§ Instructions for the task: Extract each line of the records below that contains the word "prestasi".

§ Records for the task:
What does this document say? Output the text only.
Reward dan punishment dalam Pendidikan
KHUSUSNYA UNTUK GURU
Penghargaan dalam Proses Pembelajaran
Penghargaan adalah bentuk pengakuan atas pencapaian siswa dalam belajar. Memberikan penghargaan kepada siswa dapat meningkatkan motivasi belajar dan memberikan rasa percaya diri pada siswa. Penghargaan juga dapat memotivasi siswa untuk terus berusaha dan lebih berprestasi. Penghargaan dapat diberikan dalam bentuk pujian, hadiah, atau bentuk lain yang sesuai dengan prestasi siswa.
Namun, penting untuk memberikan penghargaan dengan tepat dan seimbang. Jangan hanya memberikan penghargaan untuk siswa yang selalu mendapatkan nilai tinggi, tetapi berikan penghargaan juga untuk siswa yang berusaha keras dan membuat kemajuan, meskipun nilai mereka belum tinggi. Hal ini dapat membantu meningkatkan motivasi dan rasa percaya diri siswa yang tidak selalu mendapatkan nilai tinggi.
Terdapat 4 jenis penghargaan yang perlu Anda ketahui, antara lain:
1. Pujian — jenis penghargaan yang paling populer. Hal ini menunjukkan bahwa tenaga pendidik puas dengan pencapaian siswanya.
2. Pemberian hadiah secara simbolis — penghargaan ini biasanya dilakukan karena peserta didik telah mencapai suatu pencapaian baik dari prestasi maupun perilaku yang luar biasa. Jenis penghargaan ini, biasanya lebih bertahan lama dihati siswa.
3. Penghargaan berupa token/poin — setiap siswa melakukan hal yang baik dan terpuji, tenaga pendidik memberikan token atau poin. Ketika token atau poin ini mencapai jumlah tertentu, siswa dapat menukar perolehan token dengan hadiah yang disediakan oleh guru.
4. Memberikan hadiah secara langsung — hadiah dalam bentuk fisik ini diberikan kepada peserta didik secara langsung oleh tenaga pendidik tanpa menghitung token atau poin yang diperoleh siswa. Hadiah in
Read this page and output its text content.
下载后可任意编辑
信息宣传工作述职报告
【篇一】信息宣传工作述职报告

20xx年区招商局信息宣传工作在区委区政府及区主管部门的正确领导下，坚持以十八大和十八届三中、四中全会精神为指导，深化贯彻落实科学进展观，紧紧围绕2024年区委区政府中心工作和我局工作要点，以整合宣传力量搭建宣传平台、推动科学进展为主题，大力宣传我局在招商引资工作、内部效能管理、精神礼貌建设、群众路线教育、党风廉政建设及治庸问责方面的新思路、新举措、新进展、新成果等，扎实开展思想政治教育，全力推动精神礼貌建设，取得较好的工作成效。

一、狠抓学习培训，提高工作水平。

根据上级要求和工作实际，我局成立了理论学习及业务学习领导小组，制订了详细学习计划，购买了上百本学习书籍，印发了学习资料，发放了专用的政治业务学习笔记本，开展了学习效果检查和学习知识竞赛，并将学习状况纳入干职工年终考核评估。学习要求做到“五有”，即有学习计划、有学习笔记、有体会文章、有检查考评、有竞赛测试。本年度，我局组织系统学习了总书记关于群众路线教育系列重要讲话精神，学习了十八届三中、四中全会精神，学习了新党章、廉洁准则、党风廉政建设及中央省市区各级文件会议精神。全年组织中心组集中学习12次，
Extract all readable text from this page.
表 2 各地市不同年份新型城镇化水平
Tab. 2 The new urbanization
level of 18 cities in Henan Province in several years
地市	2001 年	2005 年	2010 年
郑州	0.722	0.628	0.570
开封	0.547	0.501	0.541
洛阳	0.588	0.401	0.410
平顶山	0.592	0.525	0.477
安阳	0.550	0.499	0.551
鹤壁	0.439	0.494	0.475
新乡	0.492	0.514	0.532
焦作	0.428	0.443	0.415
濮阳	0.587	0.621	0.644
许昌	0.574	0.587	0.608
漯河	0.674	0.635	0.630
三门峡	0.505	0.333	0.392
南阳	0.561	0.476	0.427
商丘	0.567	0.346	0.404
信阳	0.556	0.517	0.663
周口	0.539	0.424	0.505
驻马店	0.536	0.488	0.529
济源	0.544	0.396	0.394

§ Output for this exercise:
Penghargaan adalah bentuk pengakuan atas pencapaian siswa dalam belajar. Memberikan penghargaan kepada siswa dapat meningkatkan motivasi belajar dan memberikan rasa percaya diri pada siswa. Penghargaan juga dapat memotivasi siswa untuk terus berusaha dan lebih berprestasi. Penghargaan dapat diberikan dalam bentuk pujian, hadiah, atau bentuk lain yang sesuai dengan prestasi siswa.
2. Pemberian hadiah secara simbolis — penghargaan ini biasanya dilakukan karena peserta didik telah mencapai suatu pencapaian baik dari prestasi maupun perilaku yang luar biasa. Jenis penghargaan ini, biasanya lebih bertahan lama dihati siswa.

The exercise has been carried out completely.